═══ MATERIAL SHOWN
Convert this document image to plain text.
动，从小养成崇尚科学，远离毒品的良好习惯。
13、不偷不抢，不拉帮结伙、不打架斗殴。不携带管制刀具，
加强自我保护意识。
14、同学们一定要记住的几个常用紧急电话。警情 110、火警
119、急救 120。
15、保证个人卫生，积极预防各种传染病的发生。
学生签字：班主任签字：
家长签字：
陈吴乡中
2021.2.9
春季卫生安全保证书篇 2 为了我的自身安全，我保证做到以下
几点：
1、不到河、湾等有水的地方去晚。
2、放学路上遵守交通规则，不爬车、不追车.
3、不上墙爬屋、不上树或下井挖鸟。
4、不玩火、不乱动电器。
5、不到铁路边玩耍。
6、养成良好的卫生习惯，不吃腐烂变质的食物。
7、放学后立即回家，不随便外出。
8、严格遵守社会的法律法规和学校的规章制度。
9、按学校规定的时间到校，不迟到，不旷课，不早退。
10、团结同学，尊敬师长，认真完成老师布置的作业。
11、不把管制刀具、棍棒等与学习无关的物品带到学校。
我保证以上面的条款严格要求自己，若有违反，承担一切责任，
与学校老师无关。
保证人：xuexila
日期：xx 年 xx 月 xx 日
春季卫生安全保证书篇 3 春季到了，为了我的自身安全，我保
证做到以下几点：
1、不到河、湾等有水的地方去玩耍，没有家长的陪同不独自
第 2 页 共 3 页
══════
* [EXERCISE DIRECTIONS]
Which lines above contain "春季卫生安全保证书篇"? Show each of them.

* [CORRECT RESPONSE]
春季卫生安全保证书篇 2 为了我的自身安全，我保证做到以下
春季卫生安全保证书篇 3 春季到了，为了我的自身安全，我保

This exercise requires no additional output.